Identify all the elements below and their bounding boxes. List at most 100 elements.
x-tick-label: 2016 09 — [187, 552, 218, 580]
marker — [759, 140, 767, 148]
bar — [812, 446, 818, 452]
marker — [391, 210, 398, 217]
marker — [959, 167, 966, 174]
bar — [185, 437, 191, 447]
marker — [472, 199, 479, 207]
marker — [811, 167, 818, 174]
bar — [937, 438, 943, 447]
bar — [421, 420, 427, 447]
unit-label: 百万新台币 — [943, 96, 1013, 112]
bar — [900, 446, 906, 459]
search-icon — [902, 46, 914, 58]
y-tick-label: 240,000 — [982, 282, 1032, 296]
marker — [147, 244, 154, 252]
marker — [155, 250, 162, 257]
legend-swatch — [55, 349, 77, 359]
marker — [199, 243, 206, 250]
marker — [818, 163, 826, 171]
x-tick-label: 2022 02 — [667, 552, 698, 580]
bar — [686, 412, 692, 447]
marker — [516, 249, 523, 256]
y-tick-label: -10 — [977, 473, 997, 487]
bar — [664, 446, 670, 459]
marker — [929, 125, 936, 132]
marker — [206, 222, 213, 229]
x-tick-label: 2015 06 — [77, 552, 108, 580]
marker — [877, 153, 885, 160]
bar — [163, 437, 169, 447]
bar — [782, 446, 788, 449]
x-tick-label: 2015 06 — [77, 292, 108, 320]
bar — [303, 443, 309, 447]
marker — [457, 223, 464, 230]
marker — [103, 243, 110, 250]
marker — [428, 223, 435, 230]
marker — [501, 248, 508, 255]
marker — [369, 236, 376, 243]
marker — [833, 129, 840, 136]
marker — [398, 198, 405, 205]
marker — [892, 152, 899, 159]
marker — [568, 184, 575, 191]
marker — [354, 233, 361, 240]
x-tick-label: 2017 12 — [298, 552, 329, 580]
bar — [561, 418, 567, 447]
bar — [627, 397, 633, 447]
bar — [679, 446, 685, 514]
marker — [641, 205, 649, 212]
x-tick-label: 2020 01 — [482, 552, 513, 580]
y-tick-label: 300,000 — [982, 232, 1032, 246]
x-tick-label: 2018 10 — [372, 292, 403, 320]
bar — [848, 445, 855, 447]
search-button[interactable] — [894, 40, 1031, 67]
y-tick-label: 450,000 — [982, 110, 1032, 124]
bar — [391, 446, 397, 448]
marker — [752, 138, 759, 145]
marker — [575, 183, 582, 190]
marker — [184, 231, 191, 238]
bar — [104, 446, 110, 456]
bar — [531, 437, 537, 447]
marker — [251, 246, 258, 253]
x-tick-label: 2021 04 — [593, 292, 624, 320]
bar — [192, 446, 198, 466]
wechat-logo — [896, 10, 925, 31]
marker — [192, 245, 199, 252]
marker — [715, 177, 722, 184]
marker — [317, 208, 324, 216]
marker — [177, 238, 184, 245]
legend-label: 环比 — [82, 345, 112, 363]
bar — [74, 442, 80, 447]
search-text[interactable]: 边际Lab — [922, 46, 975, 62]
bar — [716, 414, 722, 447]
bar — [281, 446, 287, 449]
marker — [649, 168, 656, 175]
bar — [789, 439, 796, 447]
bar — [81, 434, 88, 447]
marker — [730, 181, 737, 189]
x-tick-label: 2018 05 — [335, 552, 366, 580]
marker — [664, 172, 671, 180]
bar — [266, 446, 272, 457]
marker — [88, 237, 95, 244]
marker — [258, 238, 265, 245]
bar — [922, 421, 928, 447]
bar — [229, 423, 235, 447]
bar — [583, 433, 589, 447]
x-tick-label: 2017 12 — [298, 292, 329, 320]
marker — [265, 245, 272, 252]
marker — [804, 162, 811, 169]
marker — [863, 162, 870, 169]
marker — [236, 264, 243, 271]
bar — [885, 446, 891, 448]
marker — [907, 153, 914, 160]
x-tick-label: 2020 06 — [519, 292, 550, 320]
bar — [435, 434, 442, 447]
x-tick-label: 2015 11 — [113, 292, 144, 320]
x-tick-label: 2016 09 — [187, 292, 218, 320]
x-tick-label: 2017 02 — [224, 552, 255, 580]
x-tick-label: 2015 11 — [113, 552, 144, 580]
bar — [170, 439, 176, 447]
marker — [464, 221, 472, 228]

· · · · ·

### Задание
Верните все строки листинга, приведенного выше, без каких-либо изменений.

### Результат выполнения
Identify all the elements below and their bounding boxes. List at most 100 elements.
x-tick-label: 2016 09 — [187, 552, 218, 580]
marker — [759, 140, 767, 148]
bar — [812, 446, 818, 452]
marker — [391, 210, 398, 217]
marker — [959, 167, 966, 174]
bar — [185, 437, 191, 447]
marker — [472, 199, 479, 207]
marker — [811, 167, 818, 174]
bar — [937, 438, 943, 447]
bar — [421, 420, 427, 447]
unit-label: 百万新台币 — [943, 96, 1013, 112]
bar — [900, 446, 906, 459]
search-icon — [902, 46, 914, 58]
y-tick-label: 240,000 — [982, 282, 1032, 296]
marker — [147, 244, 154, 252]
marker — [155, 250, 162, 257]
legend-swatch — [55, 349, 77, 359]
marker — [199, 243, 206, 250]
marker — [818, 163, 826, 171]
x-tick-label: 2022 02 — [667, 552, 698, 580]
bar — [686, 412, 692, 447]
marker — [516, 249, 523, 256]
y-tick-label: -10 — [977, 473, 997, 487]
bar — [664, 446, 670, 459]
marker — [929, 125, 936, 132]
marker — [206, 222, 213, 229]
x-tick-label: 2015 06 — [77, 552, 108, 580]
marker — [877, 153, 885, 160]
bar — [163, 437, 169, 447]
bar — [782, 446, 788, 449]
x-tick-label: 2015 06 — [77, 292, 108, 320]
bar — [303, 443, 309, 447]
marker — [457, 223, 464, 230]
marker — [103, 243, 110, 250]
marker — [428, 223, 435, 230]
marker — [501, 248, 508, 255]
marker — [369, 236, 376, 243]
marker — [833, 129, 840, 136]
marker — [398, 198, 405, 205]
marker — [892, 152, 899, 159]
marker — [568, 184, 575, 191]
marker — [354, 233, 361, 240]
x-tick-label: 2017 12 — [298, 552, 329, 580]
bar — [561, 418, 567, 447]
bar — [627, 397, 633, 447]
bar — [679, 446, 685, 514]
marker — [641, 205, 649, 212]
x-tick-label: 2020 01 — [482, 552, 513, 580]
y-tick-label: 300,000 — [982, 232, 1032, 246]
x-tick-label: 2018 10 — [372, 292, 403, 320]
bar — [848, 445, 855, 447]
search-button[interactable] — [894, 40, 1031, 67]
y-tick-label: 450,000 — [982, 110, 1032, 124]
bar — [391, 446, 397, 448]
marker — [752, 138, 759, 145]
marker — [575, 183, 582, 190]
marker — [184, 231, 191, 238]
bar — [104, 446, 110, 456]
bar — [531, 437, 537, 447]
marker — [251, 246, 258, 253]
x-tick-label: 2021 04 — [593, 292, 624, 320]
bar — [192, 446, 198, 466]
wechat-logo — [896, 10, 925, 31]
marker — [192, 245, 199, 252]
marker — [715, 177, 722, 184]
marker — [317, 208, 324, 216]
marker — [177, 238, 184, 245]
legend-label: 环比 — [82, 345, 112, 363]
bar — [74, 442, 80, 447]
search-text[interactable]: 边际Lab — [922, 46, 975, 62]
bar — [716, 414, 722, 447]
bar — [281, 446, 287, 449]
marker — [649, 168, 656, 175]
bar — [789, 439, 796, 447]
bar — [81, 434, 88, 447]
marker — [730, 181, 737, 189]
x-tick-label: 2018 05 — [335, 552, 366, 580]
marker — [664, 172, 671, 180]
bar — [266, 446, 272, 457]
marker — [88, 237, 95, 244]
marker — [258, 238, 265, 245]
bar — [922, 421, 928, 447]
bar — [229, 423, 235, 447]
bar — [583, 433, 589, 447]
x-tick-label: 2017 12 — [298, 292, 329, 320]
marker — [265, 245, 272, 252]
marker — [804, 162, 811, 169]
marker — [863, 162, 870, 169]
marker — [236, 264, 243, 271]
bar — [885, 446, 891, 448]
marker — [907, 153, 914, 160]
x-tick-label: 2020 06 — [519, 292, 550, 320]
bar — [435, 434, 442, 447]
x-tick-label: 2015 11 — [113, 292, 144, 320]
x-tick-label: 2016 09 — [187, 292, 218, 320]
x-tick-label: 2017 02 — [224, 552, 255, 580]
x-tick-label: 2015 11 — [113, 552, 144, 580]
bar — [170, 439, 176, 447]
marker — [464, 221, 472, 228]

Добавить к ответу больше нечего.